[AIM OF THE EXERCISE]
Extract every record, keeping each one exactly as it is.

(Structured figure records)
—————

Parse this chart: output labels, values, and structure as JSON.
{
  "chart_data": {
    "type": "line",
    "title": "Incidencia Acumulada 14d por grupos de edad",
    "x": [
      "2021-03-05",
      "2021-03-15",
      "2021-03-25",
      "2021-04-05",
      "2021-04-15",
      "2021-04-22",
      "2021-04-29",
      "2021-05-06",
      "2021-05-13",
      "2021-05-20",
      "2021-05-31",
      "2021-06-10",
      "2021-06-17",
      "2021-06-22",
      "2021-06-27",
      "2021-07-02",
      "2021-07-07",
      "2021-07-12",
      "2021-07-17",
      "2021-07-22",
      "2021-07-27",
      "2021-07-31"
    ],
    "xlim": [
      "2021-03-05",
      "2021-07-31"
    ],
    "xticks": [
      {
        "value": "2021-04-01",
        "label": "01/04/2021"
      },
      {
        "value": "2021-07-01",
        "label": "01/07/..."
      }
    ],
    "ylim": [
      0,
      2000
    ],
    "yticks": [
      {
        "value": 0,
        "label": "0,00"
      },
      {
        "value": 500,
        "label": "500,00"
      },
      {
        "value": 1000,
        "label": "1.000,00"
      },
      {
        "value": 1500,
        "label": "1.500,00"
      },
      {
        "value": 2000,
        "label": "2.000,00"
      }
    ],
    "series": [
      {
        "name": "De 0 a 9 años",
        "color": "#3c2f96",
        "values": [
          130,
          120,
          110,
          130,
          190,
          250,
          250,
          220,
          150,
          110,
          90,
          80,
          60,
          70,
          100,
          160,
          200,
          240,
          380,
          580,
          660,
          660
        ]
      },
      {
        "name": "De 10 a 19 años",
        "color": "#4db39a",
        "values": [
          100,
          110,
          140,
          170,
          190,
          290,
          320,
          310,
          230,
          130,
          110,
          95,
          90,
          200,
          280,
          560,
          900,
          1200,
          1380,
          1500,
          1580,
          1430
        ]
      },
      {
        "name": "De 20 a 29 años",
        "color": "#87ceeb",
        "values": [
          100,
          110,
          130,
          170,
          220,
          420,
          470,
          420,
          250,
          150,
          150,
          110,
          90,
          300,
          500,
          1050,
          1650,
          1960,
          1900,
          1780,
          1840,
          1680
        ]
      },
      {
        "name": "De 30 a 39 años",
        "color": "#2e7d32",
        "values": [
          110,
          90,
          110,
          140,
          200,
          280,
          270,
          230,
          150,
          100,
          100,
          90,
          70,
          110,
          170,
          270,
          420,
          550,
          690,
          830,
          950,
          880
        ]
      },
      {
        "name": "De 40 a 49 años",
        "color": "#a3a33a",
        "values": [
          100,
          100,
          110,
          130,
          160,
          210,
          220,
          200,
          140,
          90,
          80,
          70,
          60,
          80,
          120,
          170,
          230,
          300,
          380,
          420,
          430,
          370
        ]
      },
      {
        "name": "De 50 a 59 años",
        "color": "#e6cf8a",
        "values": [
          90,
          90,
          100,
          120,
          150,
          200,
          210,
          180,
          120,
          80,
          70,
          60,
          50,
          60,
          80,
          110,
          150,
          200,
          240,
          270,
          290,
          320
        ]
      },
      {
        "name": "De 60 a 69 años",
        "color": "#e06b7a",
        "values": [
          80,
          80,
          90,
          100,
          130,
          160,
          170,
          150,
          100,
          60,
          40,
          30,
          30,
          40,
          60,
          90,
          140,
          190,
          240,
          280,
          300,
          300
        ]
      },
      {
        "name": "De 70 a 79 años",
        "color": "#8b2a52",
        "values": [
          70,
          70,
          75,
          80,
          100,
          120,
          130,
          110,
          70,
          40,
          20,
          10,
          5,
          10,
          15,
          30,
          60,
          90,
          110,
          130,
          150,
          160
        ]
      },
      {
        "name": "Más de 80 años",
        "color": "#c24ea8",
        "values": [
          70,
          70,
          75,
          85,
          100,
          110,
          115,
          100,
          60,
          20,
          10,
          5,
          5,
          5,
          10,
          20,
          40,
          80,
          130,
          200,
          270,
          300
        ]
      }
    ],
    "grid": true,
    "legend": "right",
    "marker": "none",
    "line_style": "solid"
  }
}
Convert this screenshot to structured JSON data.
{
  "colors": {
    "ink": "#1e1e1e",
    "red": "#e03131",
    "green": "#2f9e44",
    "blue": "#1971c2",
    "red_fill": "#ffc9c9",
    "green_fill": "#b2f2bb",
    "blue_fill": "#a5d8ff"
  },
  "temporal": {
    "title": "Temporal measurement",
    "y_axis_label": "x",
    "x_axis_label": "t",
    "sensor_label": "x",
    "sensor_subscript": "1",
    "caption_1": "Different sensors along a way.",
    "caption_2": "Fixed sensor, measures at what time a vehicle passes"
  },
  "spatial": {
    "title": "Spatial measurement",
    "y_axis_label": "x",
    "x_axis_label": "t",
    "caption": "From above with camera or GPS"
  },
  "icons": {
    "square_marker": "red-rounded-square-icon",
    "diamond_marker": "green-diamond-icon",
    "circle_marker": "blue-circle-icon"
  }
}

—————

[OUTPUT OF THE EXERCISE]
Parse this chart: output labels, values, and structure as JSON.
{
  "chart_data": {
    "type": "line",
    "title": "Incidencia Acumulada 14d por grupos de edad",
    "x": [
      "2021-03-05",
      "2021-03-15",
      "2021-03-25",
      "2021-04-05",
      "2021-04-15",
      "2021-04-22",
      "2021-04-29",
      "2021-05-06",
      "2021-05-13",
      "2021-05-20",
      "2021-05-31",
      "2021-06-10",
      "2021-06-17",
      "2021-06-22",
      "2021-06-27",
      "2021-07-02",
      "2021-07-07",
      "2021-07-12",
      "2021-07-17",
      "2021-07-22",
      "2021-07-27",
      "2021-07-31"
    ],
    "xlim": [
      "2021-03-05",
      "2021-07-31"
    ],
    "xticks": [
      {
        "value": "2021-04-01",
        "label": "01/04/2021"
      },
      {
        "value": "2021-07-01",
        "label": "01/07/..."
      }
    ],
    "ylim": [
      0,
      2000
    ],
    "yticks": [
      {
        "value": 0,
        "label": "0,00"
      },
      {
        "value": 500,
        "label": "500,00"
      },
      {
        "value": 1000,
        "label": "1.000,00"
      },
      {
        "value": 1500,
        "label": "1.500,00"
      },
      {
        "value": 2000,
        "label": "2.000,00"
      }
    ],
    "series": [
      {
        "name": "De 0 a 9 años",
        "color": "#3c2f96",
        "values": [
          130,
          120,
          110,
          130,
          190,
          250,
          250,
          220,
          150,
          110,
          90,
          80,
          60,
          70,
          100,
          160,
          200,
          240,
          380,
          580,
          660,
          660
        ]
      },
      {
        "name": "De 10 a 19 años",
        "color": "#4db39a",
        "values": [
          100,
          110,
          140,
          170,
          190,
          290,
          320,
          310,
          230,
          130,
          110,
          95,
          90,
          200,
          280,
          560,
          900,
          1200,
          1380,
          1500,
          1580,
          1430
        ]
      },
      {
        "name": "De 20 a 29 años",
        "color": "#87ceeb",
        "values": [
          100,
          110,
          130,
          170,
          220,
          420,
          470,
          420,
          250,
          150,
          150,
          110,
          90,
          300,
          500,
          1050,
          1650,
          1960,
          1900,
          1780,
          1840,
          1680
        ]
      },
      {
        "name": "De 30 a 39 años",
        "color": "#2e7d32",
        "values": [
          110,
          90,
          110,
          140,
          200,
          280,
          270,
          230,
          150,
          100,
          100,
          90,
          70,
          110,
          170,
          270,
          420,
          550,
          690,
          830,
          950,
          880
        ]
      },
      {
        "name": "De 40 a 49 años",
        "color": "#a3a33a",
        "values": [
          100,
          100,
          110,
          130,
          160,
          210,
          220,
          200,
          140,
          90,
          80,
          70,
          60,
          80,
          120,
          170,
          230,
          300,
          380,
          420,
          430,
          370
        ]
      },
      {
        "name": "De 50 a 59 años",
        "color": "#e6cf8a",
        "values": [
          90,
          90,
          100,
          120,
          150,
          200,
          210,
          180,
          120,
          80,
          70,
          60,
          50,
          60,
          80,
          110,
          150,
          200,
          240,
          270,
          290,
          320
        ]
      },
      {
        "name": "De 60 a 69 años",
        "color": "#e06b7a",
        "values": [
          80,
          80,
          90,
          100,
          130,
          160,
          170,
          150,
          100,
          60,
          40,
          30,
          30,
          40,
          60,
          90,
          140,
          190,
          240,
          280,
          300,
          300
        ]
      },
      {
        "name": "De 70 a 79 años",
        "color": "#8b2a52",
        "values": [
          70,
          70,
          75,
          80,
          100,
          120,
          130,
          110,
          70,
          40,
          20,
          10,
          5,
          10,
          15,
          30,
          60,
          90,
          110,
          130,
          150,
          160
        ]
      },
      {
        "name": "Más de 80 años",
        "color": "#c24ea8",
        "values": [
          70,
          70,
          75,
          85,
          100,
          110,
          115,
          100,
          60,
          20,
          10,
          5,
          5,
          5,
          10,
          20,
          40,
          80,
          130,
          200,
          270,
          300
        ]
      }
    ],
    "grid": true,
    "legend": "right",
    "marker": "none",
    "line_style": "solid"
  }
}
Convert this screenshot to structured JSON data.
{
  "colors": {
    "ink": "#1e1e1e",
    "red": "#e03131",
    "green": "#2f9e44",
    "blue": "#1971c2",
    "red_fill": "#ffc9c9",
    "green_fill": "#b2f2bb",
    "blue_fill": "#a5d8ff"
  },
  "temporal": {
    "title": "Temporal measurement",
    "y_axis_label": "x",
    "x_axis_label": "t",
    "sensor_label": "x",
    "sensor_subscript": "1",
    "caption_1": "Different sensors along a way.",
    "caption_2": "Fixed sensor, measures at what time a vehicle passes"
  },
  "spatial": {
    "title": "Spatial measurement",
    "y_axis_label": "x",
    "x_axis_label": "t",
    "caption": "From above with camera or GPS"
  },
  "icons": {
    "square_marker": "red-rounded-square-icon",
    "diamond_marker": "green-diamond-icon",
    "circle_marker": "blue-circle-icon"
  }
}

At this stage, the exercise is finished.